[BEGIN Input records]

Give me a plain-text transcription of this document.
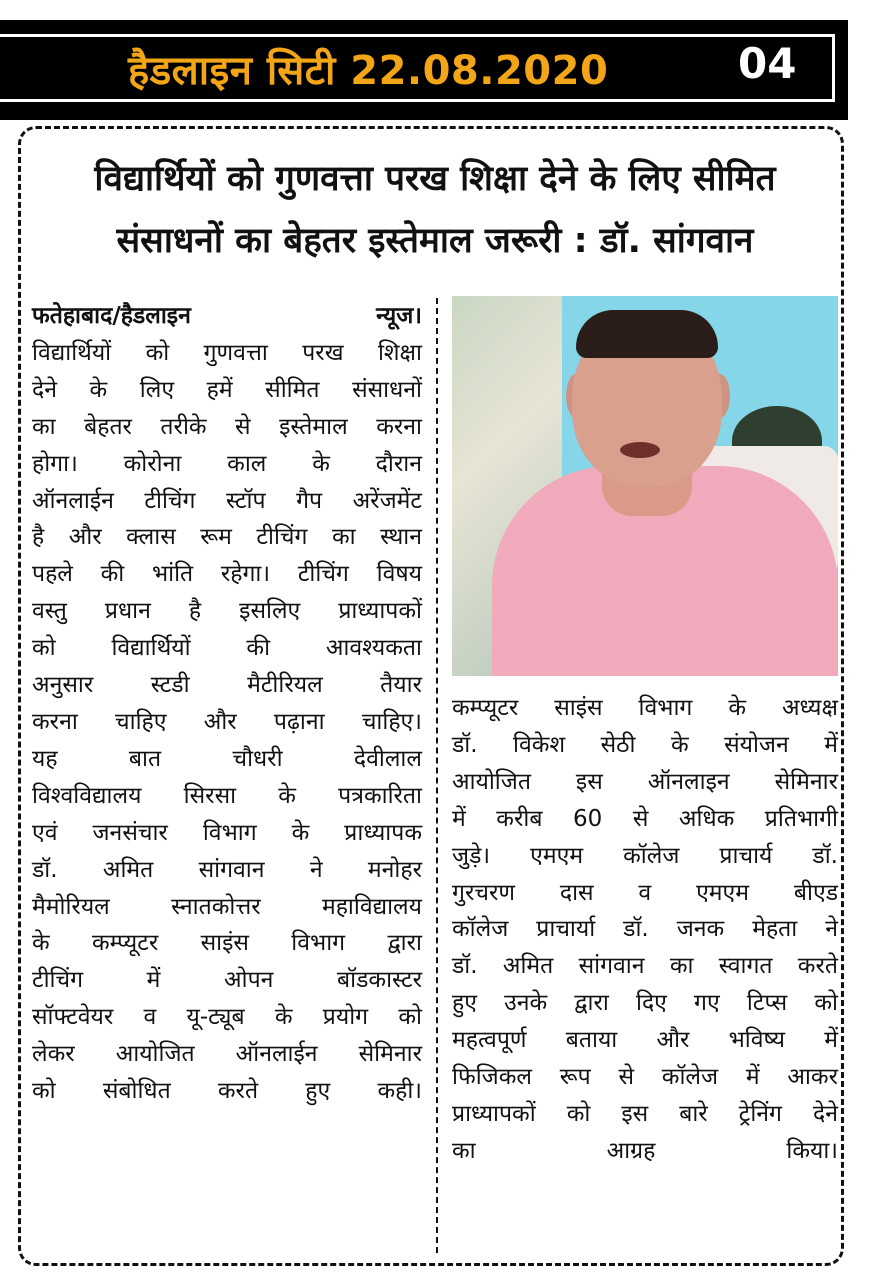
हैडलाइन सिटी 22.08.2020	04
विद्यार्थियों को गुणवत्ता परख शिक्षा देने के लिए सीमित
संसाधनों का बेहतर इस्तेमाल जरूरी : डॉ. सांगवान
फतेहाबाद/हैडलाइन न्यूज।
विद्यार्थियों को गुणवत्ता परख शिक्षा
देने के लिए हमें सीमित संसाधनों
का बेहतर तरीके से इस्तेमाल करना
होगा। कोरोना काल के दौरान
ऑनलाईन टीचिंग स्टॉप गैप अरेंजमेंट
है और क्लास रूम टीचिंग का स्थान
पहले की भांति रहेगा। टीचिंग विषय
वस्तु प्रधान है इसलिए प्राध्यापकों
को विद्यार्थियों की आवश्यकता
अनुसार स्टडी मैटीरियल तैयार
करना चाहिए और पढ़ाना चाहिए।
यह बात चौधरी देवीलाल
विश्वविद्यालय सिरसा के पत्रकारिता
एवं जनसंचार विभाग के प्राध्यापक
डॉ. अमित सांगवान ने मनोहर
मैमोरियल स्नातकोत्तर महाविद्यालय
के कम्प्यूटर साइंस विभाग द्वारा
टीचिंग में ओपन बॉडकास्टर
सॉफ्टवेयर व यू-ट्यूब के प्रयोग को
लेकर आयोजित ऑनलाईन सेमिनार
को संबोधित करते हुए कही।
कम्प्यूटर साइंस विभाग के अध्यक्ष
डॉ. विकेश सेठी के संयोजन में
आयोजित इस ऑनलाइन सेमिनार
में करीब 60 से अधिक प्रतिभागी
जुड़े। एमएम कॉलेज प्राचार्य डॉ.
गुरचरण दास व एमएम बीएड
कॉलेज प्राचार्या डॉ. जनक मेहता ने
डॉ. अमित सांगवान का स्वागत करते
हुए उनके द्वारा दिए गए टिप्स को
महत्वपूर्ण बताया और भविष्य में
फिजिकल रूप से कॉलेज में आकर
प्राध्यापकों को इस बारे ट्रेनिंग देने
का आग्रह किया।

[END Input records]

Your goal:
Each line above that holds the string "एमएम" should be copied and shown.

Final result:
जुड़े। एमएम कॉलेज प्राचार्य डॉ.
गुरचरण दास व एमएम बीएड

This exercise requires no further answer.